TASK TO COMPLETE ▸
The lines of the records that include "strands" should all be copied.

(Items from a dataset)
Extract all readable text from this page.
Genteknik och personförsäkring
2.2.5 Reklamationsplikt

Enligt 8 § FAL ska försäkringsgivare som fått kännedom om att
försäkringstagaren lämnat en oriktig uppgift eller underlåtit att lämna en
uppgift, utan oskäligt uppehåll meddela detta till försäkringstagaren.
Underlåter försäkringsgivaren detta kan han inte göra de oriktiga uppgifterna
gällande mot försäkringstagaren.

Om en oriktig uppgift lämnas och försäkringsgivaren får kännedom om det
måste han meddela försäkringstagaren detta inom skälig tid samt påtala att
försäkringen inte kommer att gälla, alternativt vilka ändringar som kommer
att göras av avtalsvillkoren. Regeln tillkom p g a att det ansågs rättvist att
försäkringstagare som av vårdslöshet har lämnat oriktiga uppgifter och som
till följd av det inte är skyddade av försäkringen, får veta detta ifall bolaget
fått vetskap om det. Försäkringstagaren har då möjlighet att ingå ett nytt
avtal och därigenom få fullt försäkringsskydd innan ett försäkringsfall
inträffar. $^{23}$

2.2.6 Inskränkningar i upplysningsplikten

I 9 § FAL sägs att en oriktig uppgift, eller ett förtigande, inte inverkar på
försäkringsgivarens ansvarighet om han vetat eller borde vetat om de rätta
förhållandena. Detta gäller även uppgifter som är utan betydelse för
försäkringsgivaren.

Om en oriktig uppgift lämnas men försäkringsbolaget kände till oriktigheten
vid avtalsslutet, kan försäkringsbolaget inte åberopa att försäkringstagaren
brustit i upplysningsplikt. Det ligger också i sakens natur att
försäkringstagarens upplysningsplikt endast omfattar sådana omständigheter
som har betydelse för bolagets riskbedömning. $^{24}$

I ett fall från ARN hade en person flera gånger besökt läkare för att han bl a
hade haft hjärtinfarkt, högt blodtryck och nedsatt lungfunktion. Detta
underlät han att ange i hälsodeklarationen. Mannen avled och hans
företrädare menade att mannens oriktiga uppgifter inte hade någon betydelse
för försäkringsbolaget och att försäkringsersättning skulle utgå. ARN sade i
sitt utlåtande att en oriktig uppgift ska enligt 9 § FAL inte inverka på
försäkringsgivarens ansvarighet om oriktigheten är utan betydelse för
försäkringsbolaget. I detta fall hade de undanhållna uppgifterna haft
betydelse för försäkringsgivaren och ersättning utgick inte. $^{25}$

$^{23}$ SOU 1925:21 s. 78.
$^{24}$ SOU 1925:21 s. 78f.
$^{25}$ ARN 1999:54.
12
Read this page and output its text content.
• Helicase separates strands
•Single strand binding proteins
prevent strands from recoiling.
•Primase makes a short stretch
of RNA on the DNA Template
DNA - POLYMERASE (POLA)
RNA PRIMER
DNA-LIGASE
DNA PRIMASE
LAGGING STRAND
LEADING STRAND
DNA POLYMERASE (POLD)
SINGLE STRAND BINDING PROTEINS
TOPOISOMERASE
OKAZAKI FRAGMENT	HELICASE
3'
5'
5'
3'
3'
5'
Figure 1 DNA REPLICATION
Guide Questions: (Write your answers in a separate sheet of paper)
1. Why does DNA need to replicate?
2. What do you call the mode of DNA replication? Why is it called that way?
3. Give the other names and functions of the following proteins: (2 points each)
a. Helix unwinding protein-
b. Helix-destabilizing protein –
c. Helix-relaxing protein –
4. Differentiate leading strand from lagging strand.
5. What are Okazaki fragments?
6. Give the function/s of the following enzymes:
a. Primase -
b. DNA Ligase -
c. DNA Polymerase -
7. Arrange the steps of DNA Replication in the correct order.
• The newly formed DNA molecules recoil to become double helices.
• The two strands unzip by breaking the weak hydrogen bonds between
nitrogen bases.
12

RESULT OF THE EXERCISE ▸
• Helicase separates strands
prevent strands from recoiling.
• The two strands unzip by breaking the weak hydrogen bonds between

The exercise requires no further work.